#### Objective:
Work through the records below and tally every line containing "type". Reply with the total alone.

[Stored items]
++++++++
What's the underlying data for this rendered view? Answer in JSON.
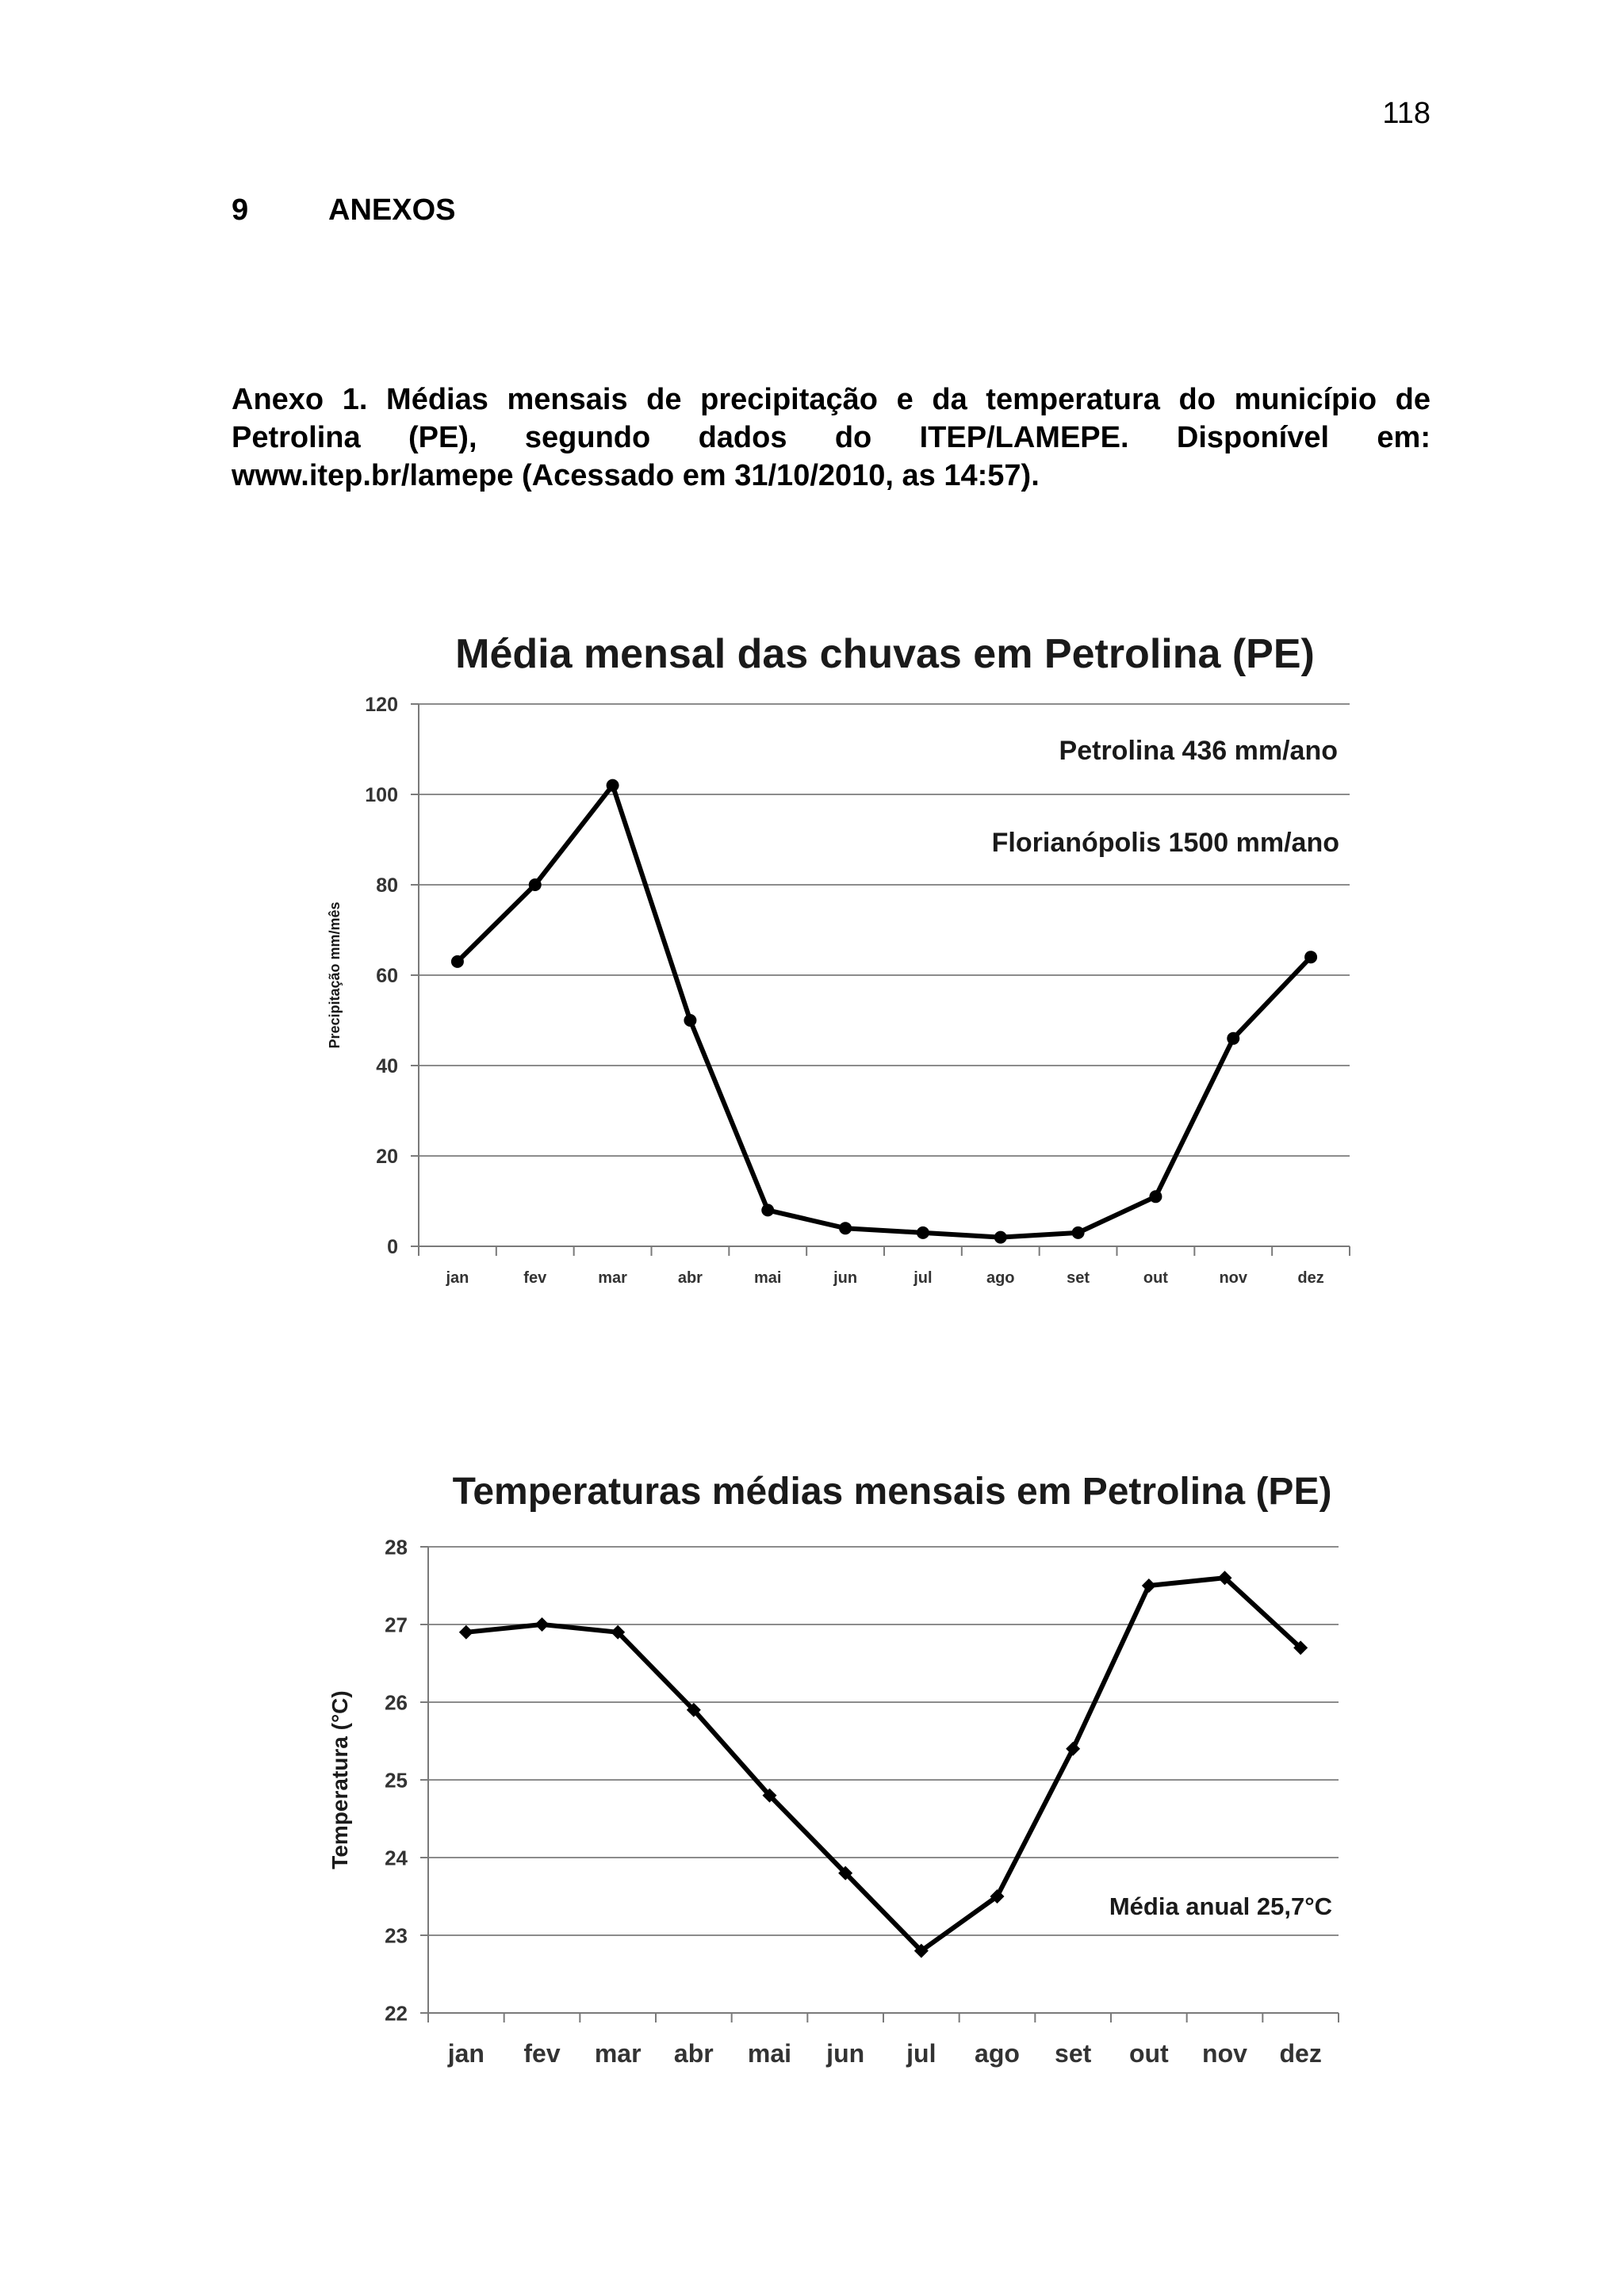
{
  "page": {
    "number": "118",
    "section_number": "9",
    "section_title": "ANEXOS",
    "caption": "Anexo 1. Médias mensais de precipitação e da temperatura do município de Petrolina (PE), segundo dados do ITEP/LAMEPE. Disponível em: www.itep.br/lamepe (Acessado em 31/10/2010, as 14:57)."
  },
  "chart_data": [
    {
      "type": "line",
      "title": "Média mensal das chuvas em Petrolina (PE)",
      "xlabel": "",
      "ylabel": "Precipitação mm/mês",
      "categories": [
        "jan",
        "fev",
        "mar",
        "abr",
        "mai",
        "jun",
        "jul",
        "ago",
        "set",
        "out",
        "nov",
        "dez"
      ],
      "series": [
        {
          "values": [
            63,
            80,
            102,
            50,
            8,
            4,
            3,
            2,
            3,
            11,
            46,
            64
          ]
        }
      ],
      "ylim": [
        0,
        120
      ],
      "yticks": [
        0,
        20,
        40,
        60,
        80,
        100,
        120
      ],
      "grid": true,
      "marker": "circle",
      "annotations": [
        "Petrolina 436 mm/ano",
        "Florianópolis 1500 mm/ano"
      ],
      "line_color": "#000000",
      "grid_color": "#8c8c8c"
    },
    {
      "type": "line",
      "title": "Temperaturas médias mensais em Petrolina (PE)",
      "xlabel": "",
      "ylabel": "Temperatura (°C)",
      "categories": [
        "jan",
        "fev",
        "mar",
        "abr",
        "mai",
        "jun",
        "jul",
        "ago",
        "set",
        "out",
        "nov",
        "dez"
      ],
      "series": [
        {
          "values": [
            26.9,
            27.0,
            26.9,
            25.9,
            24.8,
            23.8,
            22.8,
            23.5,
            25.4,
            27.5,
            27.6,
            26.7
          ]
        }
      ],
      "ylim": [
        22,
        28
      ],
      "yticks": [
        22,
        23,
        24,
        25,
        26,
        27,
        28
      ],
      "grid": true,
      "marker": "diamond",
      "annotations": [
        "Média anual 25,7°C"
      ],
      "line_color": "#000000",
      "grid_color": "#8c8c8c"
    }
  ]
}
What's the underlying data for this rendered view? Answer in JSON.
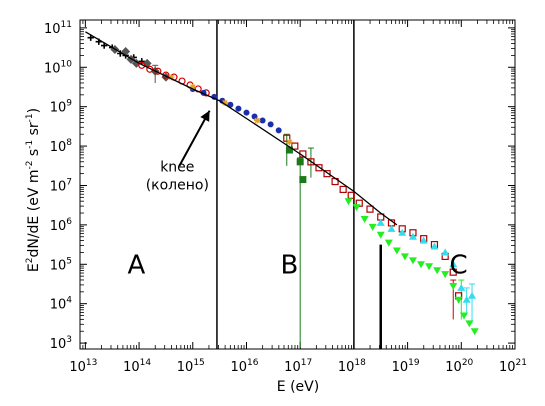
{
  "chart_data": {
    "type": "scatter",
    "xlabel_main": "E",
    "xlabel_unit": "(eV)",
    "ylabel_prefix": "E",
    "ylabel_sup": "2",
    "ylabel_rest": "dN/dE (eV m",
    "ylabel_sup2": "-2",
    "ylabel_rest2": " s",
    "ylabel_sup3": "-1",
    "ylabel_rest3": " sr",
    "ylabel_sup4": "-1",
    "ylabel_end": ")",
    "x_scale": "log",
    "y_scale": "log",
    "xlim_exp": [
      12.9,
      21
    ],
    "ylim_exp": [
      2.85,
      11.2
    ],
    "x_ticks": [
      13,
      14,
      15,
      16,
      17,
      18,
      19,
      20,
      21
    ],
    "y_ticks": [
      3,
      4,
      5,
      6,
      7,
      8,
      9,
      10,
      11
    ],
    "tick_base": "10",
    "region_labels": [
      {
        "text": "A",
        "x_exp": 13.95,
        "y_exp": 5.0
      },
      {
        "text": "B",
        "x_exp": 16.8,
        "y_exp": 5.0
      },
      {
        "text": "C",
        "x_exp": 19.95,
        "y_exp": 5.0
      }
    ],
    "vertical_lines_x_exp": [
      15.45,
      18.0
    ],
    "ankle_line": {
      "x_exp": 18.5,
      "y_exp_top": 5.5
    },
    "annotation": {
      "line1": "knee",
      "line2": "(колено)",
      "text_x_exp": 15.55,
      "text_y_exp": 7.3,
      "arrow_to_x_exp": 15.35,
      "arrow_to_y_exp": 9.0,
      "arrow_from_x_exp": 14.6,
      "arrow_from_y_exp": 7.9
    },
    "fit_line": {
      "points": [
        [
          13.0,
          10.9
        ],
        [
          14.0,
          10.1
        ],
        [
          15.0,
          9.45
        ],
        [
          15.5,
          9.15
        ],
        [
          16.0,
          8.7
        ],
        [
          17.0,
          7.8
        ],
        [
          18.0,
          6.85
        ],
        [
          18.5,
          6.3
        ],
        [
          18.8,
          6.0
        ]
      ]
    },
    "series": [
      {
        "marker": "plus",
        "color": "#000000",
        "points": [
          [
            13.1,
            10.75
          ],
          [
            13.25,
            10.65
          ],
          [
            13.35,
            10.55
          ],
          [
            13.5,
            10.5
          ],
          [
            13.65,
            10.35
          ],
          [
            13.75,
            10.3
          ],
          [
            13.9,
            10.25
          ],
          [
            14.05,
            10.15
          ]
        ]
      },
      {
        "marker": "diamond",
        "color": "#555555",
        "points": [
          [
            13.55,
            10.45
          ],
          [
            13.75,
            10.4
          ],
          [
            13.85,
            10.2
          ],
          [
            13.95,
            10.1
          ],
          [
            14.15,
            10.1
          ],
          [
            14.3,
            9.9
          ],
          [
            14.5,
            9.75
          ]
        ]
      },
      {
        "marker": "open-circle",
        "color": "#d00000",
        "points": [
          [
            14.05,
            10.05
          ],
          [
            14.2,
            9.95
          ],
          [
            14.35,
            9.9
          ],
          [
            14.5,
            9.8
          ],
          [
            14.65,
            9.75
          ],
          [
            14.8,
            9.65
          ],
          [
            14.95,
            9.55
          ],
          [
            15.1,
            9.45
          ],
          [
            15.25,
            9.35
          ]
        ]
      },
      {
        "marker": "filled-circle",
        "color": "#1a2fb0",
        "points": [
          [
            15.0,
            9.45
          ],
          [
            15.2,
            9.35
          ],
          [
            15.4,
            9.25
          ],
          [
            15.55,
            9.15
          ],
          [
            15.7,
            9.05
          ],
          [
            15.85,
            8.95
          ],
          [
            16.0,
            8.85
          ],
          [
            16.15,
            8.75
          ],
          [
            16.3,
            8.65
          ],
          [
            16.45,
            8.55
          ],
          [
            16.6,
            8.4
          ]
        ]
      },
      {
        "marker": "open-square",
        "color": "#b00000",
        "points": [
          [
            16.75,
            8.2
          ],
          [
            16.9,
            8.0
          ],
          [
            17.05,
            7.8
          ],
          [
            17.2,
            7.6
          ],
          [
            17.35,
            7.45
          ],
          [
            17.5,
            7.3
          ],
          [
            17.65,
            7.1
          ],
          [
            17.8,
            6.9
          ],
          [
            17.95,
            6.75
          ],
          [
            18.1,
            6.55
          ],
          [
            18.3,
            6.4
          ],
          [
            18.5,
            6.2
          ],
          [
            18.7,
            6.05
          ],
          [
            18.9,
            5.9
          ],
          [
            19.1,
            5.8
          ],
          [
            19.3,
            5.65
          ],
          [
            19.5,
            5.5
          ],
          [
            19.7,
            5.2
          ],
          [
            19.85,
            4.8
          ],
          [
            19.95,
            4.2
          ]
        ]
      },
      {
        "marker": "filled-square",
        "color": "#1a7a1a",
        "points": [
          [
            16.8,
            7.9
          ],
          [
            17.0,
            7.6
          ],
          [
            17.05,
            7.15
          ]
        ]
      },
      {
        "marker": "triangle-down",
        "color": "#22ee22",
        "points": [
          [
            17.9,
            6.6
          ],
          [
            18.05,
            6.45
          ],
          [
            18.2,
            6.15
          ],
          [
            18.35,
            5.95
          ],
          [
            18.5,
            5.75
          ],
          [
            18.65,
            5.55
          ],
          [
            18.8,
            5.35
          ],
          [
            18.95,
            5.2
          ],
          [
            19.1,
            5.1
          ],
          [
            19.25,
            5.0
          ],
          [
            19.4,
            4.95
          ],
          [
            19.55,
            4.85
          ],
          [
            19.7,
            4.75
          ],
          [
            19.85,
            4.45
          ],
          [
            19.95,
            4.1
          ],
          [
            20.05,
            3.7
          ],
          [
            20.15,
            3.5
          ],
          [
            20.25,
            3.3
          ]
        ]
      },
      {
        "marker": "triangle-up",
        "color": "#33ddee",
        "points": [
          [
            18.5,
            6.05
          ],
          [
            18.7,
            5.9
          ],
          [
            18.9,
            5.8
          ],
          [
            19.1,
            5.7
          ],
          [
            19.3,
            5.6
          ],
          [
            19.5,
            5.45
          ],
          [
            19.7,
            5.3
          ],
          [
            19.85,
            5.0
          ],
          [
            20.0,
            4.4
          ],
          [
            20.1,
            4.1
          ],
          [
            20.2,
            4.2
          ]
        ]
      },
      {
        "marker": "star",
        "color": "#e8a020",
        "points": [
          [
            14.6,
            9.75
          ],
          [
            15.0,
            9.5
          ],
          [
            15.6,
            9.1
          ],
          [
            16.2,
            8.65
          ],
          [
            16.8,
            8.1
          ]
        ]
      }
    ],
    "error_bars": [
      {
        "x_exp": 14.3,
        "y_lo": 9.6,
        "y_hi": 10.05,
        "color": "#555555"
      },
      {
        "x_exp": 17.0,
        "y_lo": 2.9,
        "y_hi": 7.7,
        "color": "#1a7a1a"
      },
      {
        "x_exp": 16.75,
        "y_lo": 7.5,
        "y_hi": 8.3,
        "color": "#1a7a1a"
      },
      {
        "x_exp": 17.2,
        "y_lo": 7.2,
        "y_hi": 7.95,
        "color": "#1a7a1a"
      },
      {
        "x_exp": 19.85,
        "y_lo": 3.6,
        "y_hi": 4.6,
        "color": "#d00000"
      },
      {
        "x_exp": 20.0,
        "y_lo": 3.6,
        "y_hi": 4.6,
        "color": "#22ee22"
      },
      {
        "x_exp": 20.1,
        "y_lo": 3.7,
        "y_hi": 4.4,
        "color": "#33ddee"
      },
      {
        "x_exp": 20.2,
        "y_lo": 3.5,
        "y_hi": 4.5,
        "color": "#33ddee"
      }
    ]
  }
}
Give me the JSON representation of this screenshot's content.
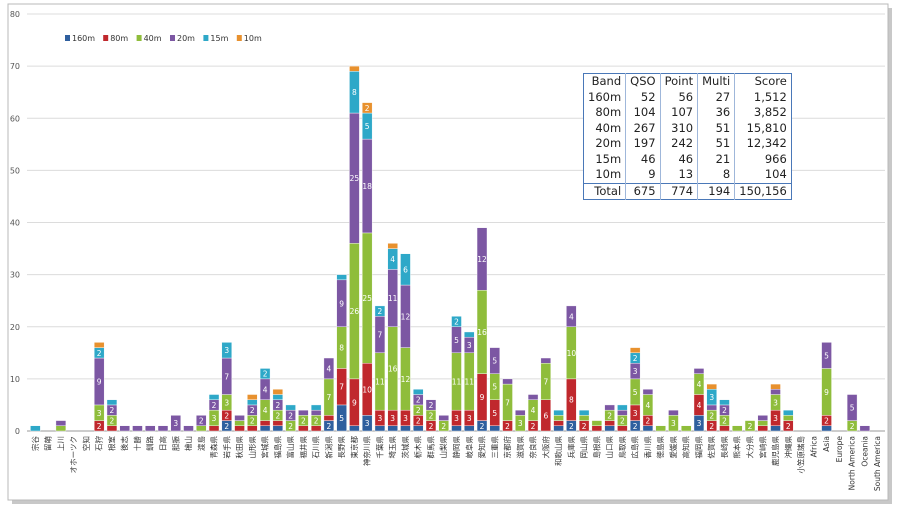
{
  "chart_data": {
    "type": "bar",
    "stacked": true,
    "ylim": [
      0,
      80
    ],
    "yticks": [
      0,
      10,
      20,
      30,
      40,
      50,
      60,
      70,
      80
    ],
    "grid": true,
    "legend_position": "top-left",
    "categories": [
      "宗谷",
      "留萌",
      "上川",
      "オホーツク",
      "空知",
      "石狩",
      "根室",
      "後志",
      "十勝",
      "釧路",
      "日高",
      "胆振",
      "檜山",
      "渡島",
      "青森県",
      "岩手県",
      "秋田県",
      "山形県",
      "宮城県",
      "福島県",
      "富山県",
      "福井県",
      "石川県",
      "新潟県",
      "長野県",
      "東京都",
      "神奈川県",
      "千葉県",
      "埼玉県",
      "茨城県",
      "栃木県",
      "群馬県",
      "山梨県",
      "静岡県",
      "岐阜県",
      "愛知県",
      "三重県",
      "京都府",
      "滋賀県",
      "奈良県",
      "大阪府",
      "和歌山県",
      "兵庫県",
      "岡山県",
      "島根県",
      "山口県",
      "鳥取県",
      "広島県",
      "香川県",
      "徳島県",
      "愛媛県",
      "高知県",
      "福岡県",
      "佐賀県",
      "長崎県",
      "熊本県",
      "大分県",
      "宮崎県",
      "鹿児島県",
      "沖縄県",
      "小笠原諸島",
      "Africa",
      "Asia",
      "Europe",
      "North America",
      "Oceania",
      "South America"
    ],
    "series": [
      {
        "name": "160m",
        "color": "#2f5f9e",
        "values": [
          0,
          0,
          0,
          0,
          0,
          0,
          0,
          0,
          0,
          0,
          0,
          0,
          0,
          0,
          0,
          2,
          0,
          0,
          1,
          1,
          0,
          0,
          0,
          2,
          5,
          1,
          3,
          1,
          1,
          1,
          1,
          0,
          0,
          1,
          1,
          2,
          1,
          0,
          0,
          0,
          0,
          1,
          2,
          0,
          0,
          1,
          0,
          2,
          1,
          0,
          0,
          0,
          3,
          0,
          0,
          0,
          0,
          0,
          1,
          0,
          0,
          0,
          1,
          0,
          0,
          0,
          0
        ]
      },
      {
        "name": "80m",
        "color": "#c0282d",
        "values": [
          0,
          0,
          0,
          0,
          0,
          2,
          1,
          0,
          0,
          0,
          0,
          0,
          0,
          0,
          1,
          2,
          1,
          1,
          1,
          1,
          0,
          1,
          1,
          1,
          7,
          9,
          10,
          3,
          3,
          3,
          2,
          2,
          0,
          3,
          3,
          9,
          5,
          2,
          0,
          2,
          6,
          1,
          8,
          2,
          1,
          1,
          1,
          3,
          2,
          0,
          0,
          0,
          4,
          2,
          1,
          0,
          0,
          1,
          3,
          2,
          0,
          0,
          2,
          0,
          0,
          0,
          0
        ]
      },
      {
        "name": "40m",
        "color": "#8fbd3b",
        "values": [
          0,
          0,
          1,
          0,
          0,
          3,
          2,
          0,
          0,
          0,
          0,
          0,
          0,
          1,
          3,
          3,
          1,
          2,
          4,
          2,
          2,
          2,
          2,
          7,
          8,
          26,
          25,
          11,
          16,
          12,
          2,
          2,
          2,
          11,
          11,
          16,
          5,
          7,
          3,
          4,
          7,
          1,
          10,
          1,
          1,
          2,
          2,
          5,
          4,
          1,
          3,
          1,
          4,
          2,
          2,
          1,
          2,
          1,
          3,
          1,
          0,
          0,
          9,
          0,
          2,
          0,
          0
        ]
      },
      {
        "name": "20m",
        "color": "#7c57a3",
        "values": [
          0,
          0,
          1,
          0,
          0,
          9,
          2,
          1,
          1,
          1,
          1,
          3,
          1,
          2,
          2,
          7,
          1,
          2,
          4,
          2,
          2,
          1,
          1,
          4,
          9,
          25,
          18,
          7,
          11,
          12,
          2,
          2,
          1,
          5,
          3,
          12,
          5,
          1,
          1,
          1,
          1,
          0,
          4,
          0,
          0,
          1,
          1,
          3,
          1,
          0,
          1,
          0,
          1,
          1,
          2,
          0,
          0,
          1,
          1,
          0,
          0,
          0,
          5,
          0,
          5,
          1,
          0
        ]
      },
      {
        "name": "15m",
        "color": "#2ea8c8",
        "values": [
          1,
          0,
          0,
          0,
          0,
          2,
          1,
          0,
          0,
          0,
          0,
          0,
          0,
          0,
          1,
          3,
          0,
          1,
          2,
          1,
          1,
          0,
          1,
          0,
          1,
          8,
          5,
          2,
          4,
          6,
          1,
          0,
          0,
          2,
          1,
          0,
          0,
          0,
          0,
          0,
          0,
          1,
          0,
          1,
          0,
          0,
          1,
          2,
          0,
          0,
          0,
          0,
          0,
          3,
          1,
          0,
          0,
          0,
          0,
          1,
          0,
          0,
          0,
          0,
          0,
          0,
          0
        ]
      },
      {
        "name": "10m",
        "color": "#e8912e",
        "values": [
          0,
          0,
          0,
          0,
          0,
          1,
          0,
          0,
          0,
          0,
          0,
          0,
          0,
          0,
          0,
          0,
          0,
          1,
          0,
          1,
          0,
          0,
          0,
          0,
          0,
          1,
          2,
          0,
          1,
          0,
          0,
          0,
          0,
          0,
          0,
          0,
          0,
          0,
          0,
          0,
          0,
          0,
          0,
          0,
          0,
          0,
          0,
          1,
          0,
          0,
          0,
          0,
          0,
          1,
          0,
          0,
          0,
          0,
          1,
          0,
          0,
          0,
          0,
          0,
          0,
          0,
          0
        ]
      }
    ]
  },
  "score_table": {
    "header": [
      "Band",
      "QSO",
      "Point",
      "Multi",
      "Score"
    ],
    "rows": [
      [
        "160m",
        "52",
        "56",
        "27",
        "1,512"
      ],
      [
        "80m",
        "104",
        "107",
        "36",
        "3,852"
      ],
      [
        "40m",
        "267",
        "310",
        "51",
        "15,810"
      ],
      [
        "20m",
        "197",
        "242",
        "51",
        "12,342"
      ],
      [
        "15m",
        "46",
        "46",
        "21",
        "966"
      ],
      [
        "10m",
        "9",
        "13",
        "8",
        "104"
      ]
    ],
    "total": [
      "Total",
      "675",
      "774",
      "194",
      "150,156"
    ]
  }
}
++++++++
#### The answer:
4